**AIM OF THE TASK**
Search the data for the string "atlantic" and extract every line where it appears.

— start DATA ROWS —

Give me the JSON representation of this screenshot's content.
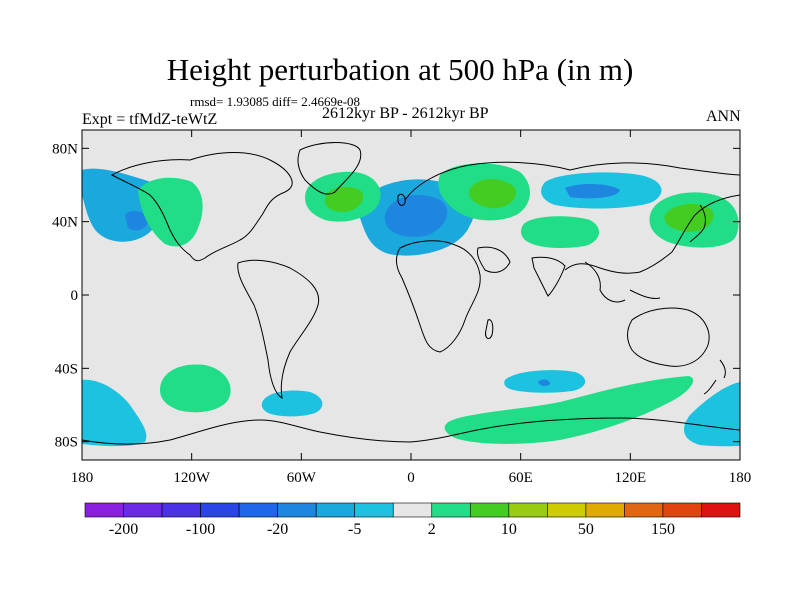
{
  "title": "Height perturbation at 500 hPa (in m)",
  "stats": "rmsd= 1.93085 diff= 2.4669e-08",
  "experiment": "Expt = tfMdZ-teWtZ",
  "period": "2612kyr BP - 2612kyr BP",
  "season": "ANN",
  "map": {
    "projection": "cylindrical equidistant",
    "lon_range": [
      -180,
      180
    ],
    "lat_range": [
      -90,
      90
    ],
    "lat_ticks": [
      {
        "value": 80,
        "label": "80N"
      },
      {
        "value": 40,
        "label": "40N"
      },
      {
        "value": 0,
        "label": "0"
      },
      {
        "value": -40,
        "label": "40S"
      },
      {
        "value": -80,
        "label": "80S"
      }
    ],
    "lon_ticks": [
      {
        "value": -180,
        "label": "180"
      },
      {
        "value": -120,
        "label": "120W"
      },
      {
        "value": -60,
        "label": "60W"
      },
      {
        "value": 0,
        "label": "0"
      },
      {
        "value": 60,
        "label": "60E"
      },
      {
        "value": 120,
        "label": "120E"
      },
      {
        "value": 180,
        "label": "180"
      }
    ],
    "ocean_color": "#e6e6e6",
    "coast_color": "#000000"
  },
  "colorbar": {
    "colors": [
      "#8a1fe0",
      "#6a2ae6",
      "#4a33e6",
      "#2a44e6",
      "#1f66e8",
      "#1f86e0",
      "#1aa8dd",
      "#1cc2e0",
      "#e6e6e6",
      "#22dd88",
      "#44cc22",
      "#99cc11",
      "#cccc00",
      "#e0aa00",
      "#e06611",
      "#e04411",
      "#e01111"
    ],
    "labels": [
      {
        "boundary": 1,
        "text": "-200"
      },
      {
        "boundary": 3,
        "text": "-100"
      },
      {
        "boundary": 5,
        "text": "-20"
      },
      {
        "boundary": 7,
        "text": "-5"
      },
      {
        "boundary": 9,
        "text": "2"
      },
      {
        "boundary": 11,
        "text": "10"
      },
      {
        "boundary": 13,
        "text": "50"
      },
      {
        "boundary": 15,
        "text": "150"
      }
    ]
  },
  "anomaly_regions": [
    {
      "name": "north-atlantic-europe-low",
      "sign": "negative",
      "lon": 5,
      "lat": 38,
      "core": "#1f86e0",
      "fill": "#1aa8dd"
    },
    {
      "name": "north-pacific-low",
      "sign": "negative",
      "lon": -155,
      "lat": 45,
      "core": "#1f86e0",
      "fill": "#1aa8dd"
    },
    {
      "name": "northwest-america-high",
      "sign": "positive",
      "lon": -118,
      "lat": 52,
      "core": "#22dd88",
      "fill": "#22dd88"
    },
    {
      "name": "north-atlantic-high",
      "sign": "positive",
      "lon": -38,
      "lat": 57,
      "core": "#44cc22",
      "fill": "#22dd88"
    },
    {
      "name": "russia-high",
      "sign": "positive",
      "lon": 55,
      "lat": 60,
      "core": "#44cc22",
      "fill": "#22dd88"
    },
    {
      "name": "siberia-low",
      "sign": "negative",
      "lon": 100,
      "lat": 58,
      "core": "#1f86e0",
      "fill": "#1cc2e0"
    },
    {
      "name": "central-asia-high",
      "sign": "positive",
      "lon": 90,
      "lat": 36,
      "core": "#22dd88",
      "fill": "#22dd88"
    },
    {
      "name": "east-asia-high",
      "sign": "positive",
      "lon": 150,
      "lat": 40,
      "core": "#44cc22",
      "fill": "#22dd88"
    },
    {
      "name": "south-pacific-high",
      "sign": "positive",
      "lon": -130,
      "lat": -52,
      "core": "#22dd88",
      "fill": "#22dd88"
    },
    {
      "name": "drake-passage-low",
      "sign": "negative",
      "lon": -65,
      "lat": -62,
      "core": "#1f86e0",
      "fill": "#1cc2e0"
    },
    {
      "name": "south-indian-low",
      "sign": "negative",
      "lon": 75,
      "lat": -46,
      "core": "#1f86e0",
      "fill": "#1cc2e0"
    },
    {
      "name": "antarctic-ring-high",
      "sign": "positive",
      "lon": 90,
      "lat": -68,
      "core": "#22dd88",
      "fill": "#22dd88"
    },
    {
      "name": "southwest-pacific-low",
      "sign": "negative",
      "lon": -175,
      "lat": -65,
      "core": "#1f86e0",
      "fill": "#1cc2e0"
    },
    {
      "name": "ross-sea-low",
      "sign": "negative",
      "lon": 170,
      "lat": -65,
      "core": "#1f86e0",
      "fill": "#1cc2e0"
    }
  ]
}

— end DATA ROWS —

**SOLUTION BELOW**
      "name": "north-atlantic-europe-low",
      "name": "north-atlantic-high",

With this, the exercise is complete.